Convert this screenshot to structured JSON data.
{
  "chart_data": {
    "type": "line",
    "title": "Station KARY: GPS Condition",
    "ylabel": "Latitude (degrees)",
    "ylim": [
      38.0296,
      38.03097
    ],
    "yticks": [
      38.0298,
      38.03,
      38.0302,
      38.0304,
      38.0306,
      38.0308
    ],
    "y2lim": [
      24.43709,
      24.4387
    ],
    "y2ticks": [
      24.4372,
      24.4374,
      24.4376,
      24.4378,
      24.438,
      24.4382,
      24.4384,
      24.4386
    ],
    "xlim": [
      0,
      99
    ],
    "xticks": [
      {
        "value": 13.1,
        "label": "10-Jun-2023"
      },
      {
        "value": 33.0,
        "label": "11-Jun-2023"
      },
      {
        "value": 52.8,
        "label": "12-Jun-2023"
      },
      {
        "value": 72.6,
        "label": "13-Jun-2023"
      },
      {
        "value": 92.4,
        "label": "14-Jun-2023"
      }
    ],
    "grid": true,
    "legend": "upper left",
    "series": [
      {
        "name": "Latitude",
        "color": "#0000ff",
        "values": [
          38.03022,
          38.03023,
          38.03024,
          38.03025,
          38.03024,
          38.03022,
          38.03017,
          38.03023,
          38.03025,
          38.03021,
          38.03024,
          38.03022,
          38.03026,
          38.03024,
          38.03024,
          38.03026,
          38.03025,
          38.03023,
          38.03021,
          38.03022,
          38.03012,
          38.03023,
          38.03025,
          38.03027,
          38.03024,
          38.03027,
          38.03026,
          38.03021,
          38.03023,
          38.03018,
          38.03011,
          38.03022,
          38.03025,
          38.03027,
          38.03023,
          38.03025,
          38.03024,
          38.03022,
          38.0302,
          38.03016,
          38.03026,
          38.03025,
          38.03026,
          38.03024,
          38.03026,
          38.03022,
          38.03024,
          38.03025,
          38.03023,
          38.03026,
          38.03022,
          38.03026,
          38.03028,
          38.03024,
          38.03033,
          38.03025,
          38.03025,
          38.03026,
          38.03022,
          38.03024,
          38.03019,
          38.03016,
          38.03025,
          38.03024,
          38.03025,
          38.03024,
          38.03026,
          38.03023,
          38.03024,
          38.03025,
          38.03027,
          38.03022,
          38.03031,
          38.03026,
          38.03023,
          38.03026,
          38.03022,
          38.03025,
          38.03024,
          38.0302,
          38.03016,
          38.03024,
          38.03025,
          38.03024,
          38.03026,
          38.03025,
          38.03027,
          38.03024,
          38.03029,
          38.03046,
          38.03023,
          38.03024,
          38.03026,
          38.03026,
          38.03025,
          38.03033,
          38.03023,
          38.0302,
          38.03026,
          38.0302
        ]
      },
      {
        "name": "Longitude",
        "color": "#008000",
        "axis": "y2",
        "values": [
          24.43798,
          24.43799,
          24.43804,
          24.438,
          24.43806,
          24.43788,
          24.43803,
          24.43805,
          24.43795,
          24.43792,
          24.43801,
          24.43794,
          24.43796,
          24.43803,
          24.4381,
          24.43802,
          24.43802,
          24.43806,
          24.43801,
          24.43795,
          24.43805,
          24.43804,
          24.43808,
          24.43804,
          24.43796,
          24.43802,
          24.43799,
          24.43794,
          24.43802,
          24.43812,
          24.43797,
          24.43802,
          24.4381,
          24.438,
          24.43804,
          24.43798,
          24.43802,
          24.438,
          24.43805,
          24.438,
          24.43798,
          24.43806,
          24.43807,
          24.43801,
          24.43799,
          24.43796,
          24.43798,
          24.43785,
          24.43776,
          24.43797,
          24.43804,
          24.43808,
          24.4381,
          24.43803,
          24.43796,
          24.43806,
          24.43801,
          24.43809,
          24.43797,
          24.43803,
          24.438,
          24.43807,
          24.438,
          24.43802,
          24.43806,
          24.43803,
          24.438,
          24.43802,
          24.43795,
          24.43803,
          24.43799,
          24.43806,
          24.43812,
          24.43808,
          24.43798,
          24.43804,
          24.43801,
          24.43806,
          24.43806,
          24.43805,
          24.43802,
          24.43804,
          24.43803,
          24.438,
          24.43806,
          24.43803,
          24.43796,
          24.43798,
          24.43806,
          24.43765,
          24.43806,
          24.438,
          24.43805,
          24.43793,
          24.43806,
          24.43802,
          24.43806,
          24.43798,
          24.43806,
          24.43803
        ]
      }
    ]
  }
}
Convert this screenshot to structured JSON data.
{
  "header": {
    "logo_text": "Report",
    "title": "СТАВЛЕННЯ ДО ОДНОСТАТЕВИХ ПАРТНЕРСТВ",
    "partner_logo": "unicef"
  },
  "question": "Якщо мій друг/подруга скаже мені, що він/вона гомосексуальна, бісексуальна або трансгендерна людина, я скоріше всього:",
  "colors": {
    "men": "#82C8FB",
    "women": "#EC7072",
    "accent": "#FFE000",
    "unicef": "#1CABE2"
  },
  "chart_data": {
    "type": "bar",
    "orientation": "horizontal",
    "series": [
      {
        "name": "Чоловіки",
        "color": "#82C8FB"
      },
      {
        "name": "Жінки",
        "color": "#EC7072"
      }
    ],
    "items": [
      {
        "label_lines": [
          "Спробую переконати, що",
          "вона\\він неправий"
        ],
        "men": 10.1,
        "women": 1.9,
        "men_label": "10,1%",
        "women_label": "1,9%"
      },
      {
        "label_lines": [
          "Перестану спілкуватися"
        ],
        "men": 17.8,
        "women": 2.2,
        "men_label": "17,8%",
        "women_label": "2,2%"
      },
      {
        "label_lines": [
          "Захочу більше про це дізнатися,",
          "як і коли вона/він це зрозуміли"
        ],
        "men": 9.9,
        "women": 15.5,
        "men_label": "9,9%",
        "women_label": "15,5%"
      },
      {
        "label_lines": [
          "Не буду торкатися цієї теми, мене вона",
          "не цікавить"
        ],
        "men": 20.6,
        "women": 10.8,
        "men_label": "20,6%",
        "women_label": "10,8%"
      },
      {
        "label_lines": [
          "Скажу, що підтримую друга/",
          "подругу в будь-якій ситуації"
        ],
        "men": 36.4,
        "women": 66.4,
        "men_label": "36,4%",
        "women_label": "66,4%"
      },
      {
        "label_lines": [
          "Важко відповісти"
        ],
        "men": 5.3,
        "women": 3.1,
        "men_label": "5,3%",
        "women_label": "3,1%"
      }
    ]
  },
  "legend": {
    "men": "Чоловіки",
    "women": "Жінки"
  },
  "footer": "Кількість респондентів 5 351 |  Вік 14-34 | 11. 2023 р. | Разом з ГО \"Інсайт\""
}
..............................
▸ Task details:
Copy each line of the data above without altering a single character.

▸ Problem solution:
Convert this screenshot to structured JSON data.
{
  "chart_data": {
    "type": "line",
    "title": "Station KARY: GPS Condition",
    "ylabel": "Latitude (degrees)",
    "ylim": [
      38.0296,
      38.03097
    ],
    "yticks": [
      38.0298,
      38.03,
      38.0302,
      38.0304,
      38.0306,
      38.0308
    ],
    "y2lim": [
      24.43709,
      24.4387
    ],
    "y2ticks": [
      24.4372,
      24.4374,
      24.4376,
      24.4378,
      24.438,
      24.4382,
      24.4384,
      24.4386
    ],
    "xlim": [
      0,
      99
    ],
    "xticks": [
      {
        "value": 13.1,
        "label": "10-Jun-2023"
      },
      {
        "value": 33.0,
        "label": "11-Jun-2023"
      },
      {
        "value": 52.8,
        "label": "12-Jun-2023"
      },
      {
        "value": 72.6,
        "label": "13-Jun-2023"
      },
      {
        "value": 92.4,
        "label": "14-Jun-2023"
      }
    ],
    "grid": true,
    "legend": "upper left",
    "series": [
      {
        "name": "Latitude",
        "color": "#0000ff",
        "values": [
          38.03022,
          38.03023,
          38.03024,
          38.03025,
          38.03024,
          38.03022,
          38.03017,
          38.03023,
          38.03025,
          38.03021,
          38.03024,
          38.03022,
          38.03026,
          38.03024,
          38.03024,
          38.03026,
          38.03025,
          38.03023,
          38.03021,
          38.03022,
          38.03012,
          38.03023,
          38.03025,
          38.03027,
          38.03024,
          38.03027,
          38.03026,
          38.03021,
          38.03023,
          38.03018,
          38.03011,
          38.03022,
          38.03025,
          38.03027,
          38.03023,
          38.03025,
          38.03024,
          38.03022,
          38.0302,
          38.03016,
          38.03026,
          38.03025,
          38.03026,
          38.03024,
          38.03026,
          38.03022,
          38.03024,
          38.03025,
          38.03023,
          38.03026,
          38.03022,
          38.03026,
          38.03028,
          38.03024,
          38.03033,
          38.03025,
          38.03025,
          38.03026,
          38.03022,
          38.03024,
          38.03019,
          38.03016,
          38.03025,
          38.03024,
          38.03025,
          38.03024,
          38.03026,
          38.03023,
          38.03024,
          38.03025,
          38.03027,
          38.03022,
          38.03031,
          38.03026,
          38.03023,
          38.03026,
          38.03022,
          38.03025,
          38.03024,
          38.0302,
          38.03016,
          38.03024,
          38.03025,
          38.03024,
          38.03026,
          38.03025,
          38.03027,
          38.03024,
          38.03029,
          38.03046,
          38.03023,
          38.03024,
          38.03026,
          38.03026,
          38.03025,
          38.03033,
          38.03023,
          38.0302,
          38.03026,
          38.0302
        ]
      },
      {
        "name": "Longitude",
        "color": "#008000",
        "axis": "y2",
        "values": [
          24.43798,
          24.43799,
          24.43804,
          24.438,
          24.43806,
          24.43788,
          24.43803,
          24.43805,
          24.43795,
          24.43792,
          24.43801,
          24.43794,
          24.43796,
          24.43803,
          24.4381,
          24.43802,
          24.43802,
          24.43806,
          24.43801,
          24.43795,
          24.43805,
          24.43804,
          24.43808,
          24.43804,
          24.43796,
          24.43802,
          24.43799,
          24.43794,
          24.43802,
          24.43812,
          24.43797,
          24.43802,
          24.4381,
          24.438,
          24.43804,
          24.43798,
          24.43802,
          24.438,
          24.43805,
          24.438,
          24.43798,
          24.43806,
          24.43807,
          24.43801,
          24.43799,
          24.43796,
          24.43798,
          24.43785,
          24.43776,
          24.43797,
          24.43804,
          24.43808,
          24.4381,
          24.43803,
          24.43796,
          24.43806,
          24.43801,
          24.43809,
          24.43797,
          24.43803,
          24.438,
          24.43807,
          24.438,
          24.43802,
          24.43806,
          24.43803,
          24.438,
          24.43802,
          24.43795,
          24.43803,
          24.43799,
          24.43806,
          24.43812,
          24.43808,
          24.43798,
          24.43804,
          24.43801,
          24.43806,
          24.43806,
          24.43805,
          24.43802,
          24.43804,
          24.43803,
          24.438,
          24.43806,
          24.43803,
          24.43796,
          24.43798,
          24.43806,
          24.43765,
          24.43806,
          24.438,
          24.43805,
          24.43793,
          24.43806,
          24.43802,
          24.43806,
          24.43798,
          24.43806,
          24.43803
        ]
      }
    ]
  }
}
Convert this screenshot to structured JSON data.
{
  "header": {
    "logo_text": "Report",
    "title": "СТАВЛЕННЯ ДО ОДНОСТАТЕВИХ ПАРТНЕРСТВ",
    "partner_logo": "unicef"
  },
  "question": "Якщо мій друг/подруга скаже мені, що він/вона гомосексуальна, бісексуальна або трансгендерна людина, я скоріше всього:",
  "colors": {
    "men": "#82C8FB",
    "women": "#EC7072",
    "accent": "#FFE000",
    "unicef": "#1CABE2"
  },
  "chart_data": {
    "type": "bar",
    "orientation": "horizontal",
    "series": [
      {
        "name": "Чоловіки",
        "color": "#82C8FB"
      },
      {
        "name": "Жінки",
        "color": "#EC7072"
      }
    ],
    "items": [
      {
        "label_lines": [
          "Спробую переконати, що",
          "вона\\він неправий"
        ],
        "men": 10.1,
        "women": 1.9,
        "men_label": "10,1%",
        "women_label": "1,9%"
      },
      {
        "label_lines": [
          "Перестану спілкуватися"
        ],
        "men": 17.8,
        "women": 2.2,
        "men_label": "17,8%",
        "women_label": "2,2%"
      },
      {
        "label_lines": [
          "Захочу більше про це дізнатися,",
          "як і коли вона/він це зрозуміли"
        ],
        "men": 9.9,
        "women": 15.5,
        "men_label": "9,9%",
        "women_label": "15,5%"
      },
      {
        "label_lines": [
          "Не буду торкатися цієї теми, мене вона",
          "не цікавить"
        ],
        "men": 20.6,
        "women": 10.8,
        "men_label": "20,6%",
        "women_label": "10,8%"
      },
      {
        "label_lines": [
          "Скажу, що підтримую друга/",
          "подругу в будь-якій ситуації"
        ],
        "men": 36.4,
        "women": 66.4,
        "men_label": "36,4%",
        "women_label": "66,4%"
      },
      {
        "label_lines": [
          "Важко відповісти"
        ],
        "men": 5.3,
        "women": 3.1,
        "men_label": "5,3%",
        "women_label": "3,1%"
      }
    ]
  },
  "legend": {
    "men": "Чоловіки",
    "women": "Жінки"
  },
  "footer": "Кількість респондентів 5 351 |  Вік 14-34 | 11. 2023 р. | Разом з ГО \"Інсайт\""
}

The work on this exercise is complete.